WORK TO DO:
Extract the lines that hold the string "гражданам".

[Begin RECORDS FOR THIS TASK]

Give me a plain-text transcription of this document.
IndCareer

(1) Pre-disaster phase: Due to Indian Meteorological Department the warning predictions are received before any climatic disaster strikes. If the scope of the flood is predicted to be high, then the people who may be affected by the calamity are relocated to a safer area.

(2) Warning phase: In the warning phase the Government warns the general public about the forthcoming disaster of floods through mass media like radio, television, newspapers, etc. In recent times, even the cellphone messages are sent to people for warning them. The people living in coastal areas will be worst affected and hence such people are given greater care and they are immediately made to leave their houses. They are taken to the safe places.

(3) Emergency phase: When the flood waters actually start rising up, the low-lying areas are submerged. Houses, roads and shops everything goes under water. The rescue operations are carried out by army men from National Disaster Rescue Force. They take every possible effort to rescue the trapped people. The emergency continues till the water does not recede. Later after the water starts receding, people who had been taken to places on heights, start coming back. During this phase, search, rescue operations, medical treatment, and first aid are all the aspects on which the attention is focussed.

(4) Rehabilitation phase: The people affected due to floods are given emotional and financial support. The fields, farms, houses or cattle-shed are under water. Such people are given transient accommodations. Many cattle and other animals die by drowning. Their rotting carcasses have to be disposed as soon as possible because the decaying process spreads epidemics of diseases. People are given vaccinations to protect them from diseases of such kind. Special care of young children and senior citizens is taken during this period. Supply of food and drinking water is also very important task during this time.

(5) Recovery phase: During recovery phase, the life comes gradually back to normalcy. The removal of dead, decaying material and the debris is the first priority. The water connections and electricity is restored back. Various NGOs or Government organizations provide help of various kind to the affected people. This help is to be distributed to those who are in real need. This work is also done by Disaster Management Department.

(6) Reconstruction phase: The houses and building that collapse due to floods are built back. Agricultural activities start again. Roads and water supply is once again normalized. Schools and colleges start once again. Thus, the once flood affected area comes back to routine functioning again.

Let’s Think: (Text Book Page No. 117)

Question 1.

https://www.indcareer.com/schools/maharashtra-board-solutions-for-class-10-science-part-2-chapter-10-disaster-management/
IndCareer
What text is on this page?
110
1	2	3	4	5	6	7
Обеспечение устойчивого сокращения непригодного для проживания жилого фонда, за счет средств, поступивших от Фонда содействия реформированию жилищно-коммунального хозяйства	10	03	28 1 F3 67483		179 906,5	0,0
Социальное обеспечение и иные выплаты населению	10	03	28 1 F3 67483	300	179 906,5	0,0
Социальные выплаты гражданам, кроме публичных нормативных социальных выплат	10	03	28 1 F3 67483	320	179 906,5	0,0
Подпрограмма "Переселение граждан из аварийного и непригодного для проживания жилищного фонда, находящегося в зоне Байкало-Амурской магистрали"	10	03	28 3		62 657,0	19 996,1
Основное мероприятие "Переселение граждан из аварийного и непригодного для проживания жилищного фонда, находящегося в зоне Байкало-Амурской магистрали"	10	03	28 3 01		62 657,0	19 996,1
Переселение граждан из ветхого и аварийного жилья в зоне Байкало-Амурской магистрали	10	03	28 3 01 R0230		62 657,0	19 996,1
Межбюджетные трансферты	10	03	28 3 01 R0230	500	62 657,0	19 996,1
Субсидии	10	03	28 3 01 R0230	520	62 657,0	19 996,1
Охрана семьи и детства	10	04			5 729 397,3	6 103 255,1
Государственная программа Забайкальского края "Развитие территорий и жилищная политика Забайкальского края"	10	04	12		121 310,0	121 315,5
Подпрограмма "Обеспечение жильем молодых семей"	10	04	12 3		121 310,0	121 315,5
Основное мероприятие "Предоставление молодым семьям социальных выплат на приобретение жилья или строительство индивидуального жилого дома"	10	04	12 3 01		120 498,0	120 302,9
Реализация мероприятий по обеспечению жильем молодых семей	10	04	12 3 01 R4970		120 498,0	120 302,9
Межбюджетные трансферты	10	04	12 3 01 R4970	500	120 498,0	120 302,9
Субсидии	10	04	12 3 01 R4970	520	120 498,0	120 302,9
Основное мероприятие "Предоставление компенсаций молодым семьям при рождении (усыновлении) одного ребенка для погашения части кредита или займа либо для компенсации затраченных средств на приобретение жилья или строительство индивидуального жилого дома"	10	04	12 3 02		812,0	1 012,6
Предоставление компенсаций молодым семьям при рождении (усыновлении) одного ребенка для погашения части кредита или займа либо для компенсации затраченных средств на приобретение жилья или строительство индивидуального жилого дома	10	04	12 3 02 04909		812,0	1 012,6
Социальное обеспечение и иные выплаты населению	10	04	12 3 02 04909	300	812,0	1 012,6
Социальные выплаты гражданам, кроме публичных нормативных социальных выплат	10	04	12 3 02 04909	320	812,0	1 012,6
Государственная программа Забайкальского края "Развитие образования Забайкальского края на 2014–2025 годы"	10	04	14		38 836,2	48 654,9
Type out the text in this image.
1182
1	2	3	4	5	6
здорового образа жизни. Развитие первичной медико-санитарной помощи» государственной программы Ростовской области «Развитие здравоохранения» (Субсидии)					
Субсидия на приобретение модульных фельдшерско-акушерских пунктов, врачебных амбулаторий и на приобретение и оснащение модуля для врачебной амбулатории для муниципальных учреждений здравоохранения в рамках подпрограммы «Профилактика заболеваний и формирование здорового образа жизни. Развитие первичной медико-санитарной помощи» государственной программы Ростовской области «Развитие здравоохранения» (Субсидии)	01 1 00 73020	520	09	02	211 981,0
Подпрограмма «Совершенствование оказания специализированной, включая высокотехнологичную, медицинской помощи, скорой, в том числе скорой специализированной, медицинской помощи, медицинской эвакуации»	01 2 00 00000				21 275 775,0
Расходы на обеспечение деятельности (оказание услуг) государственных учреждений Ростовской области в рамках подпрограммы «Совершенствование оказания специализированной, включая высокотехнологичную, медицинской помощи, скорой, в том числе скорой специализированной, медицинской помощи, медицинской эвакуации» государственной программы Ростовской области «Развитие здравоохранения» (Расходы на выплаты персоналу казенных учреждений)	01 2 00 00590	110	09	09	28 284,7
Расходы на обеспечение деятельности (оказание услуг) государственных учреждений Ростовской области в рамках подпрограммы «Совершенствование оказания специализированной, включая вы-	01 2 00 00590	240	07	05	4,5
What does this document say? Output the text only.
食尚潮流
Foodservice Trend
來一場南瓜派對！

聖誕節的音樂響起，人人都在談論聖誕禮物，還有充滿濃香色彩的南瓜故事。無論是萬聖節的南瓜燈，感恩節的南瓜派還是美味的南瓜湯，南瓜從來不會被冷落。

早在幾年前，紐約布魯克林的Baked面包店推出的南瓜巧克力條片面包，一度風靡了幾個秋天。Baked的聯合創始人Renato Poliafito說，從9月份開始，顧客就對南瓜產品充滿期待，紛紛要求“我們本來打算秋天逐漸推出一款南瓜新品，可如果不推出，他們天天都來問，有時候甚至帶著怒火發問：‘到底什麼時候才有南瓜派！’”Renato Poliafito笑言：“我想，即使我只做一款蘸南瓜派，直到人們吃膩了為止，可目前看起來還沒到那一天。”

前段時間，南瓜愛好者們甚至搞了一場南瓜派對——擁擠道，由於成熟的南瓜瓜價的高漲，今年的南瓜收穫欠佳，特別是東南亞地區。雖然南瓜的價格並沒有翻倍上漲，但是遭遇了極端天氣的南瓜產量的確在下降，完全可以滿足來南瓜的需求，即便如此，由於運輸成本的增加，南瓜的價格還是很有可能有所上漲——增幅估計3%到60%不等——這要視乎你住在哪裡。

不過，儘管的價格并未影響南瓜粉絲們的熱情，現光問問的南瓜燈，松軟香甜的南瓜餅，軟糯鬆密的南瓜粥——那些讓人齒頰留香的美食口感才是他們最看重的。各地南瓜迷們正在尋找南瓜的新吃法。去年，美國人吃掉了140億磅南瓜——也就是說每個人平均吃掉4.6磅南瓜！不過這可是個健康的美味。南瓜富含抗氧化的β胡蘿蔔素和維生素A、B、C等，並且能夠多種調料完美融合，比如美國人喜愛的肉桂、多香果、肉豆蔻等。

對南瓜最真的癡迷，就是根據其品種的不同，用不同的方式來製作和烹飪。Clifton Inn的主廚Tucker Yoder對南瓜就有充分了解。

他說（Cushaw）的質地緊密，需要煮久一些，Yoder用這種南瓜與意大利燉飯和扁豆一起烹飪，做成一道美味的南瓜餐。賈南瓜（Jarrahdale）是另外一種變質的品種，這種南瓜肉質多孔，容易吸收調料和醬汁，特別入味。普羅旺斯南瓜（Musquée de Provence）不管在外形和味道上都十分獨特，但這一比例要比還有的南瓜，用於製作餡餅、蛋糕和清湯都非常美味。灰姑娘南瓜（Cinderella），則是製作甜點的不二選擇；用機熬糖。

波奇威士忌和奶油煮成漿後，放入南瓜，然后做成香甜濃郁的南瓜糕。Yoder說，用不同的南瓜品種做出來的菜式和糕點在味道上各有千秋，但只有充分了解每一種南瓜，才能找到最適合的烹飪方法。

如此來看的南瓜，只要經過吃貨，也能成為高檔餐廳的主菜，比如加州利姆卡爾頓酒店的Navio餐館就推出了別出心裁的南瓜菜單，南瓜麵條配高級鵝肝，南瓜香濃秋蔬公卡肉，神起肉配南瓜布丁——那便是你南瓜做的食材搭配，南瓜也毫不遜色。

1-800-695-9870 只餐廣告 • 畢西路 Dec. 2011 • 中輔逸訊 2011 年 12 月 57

[End RECORDS FOR THIS TASK]

RESPONSE TO THIS EXERCISE:
Социальные выплаты гражданам, кроме публичных нормативных социальных выплат	10	03	28 1 F3 67483	320	179 906,5	0,0
Социальные выплаты гражданам, кроме публичных нормативных социальных выплат	10	04	12 3 02 04909	320	812,0	1 012,6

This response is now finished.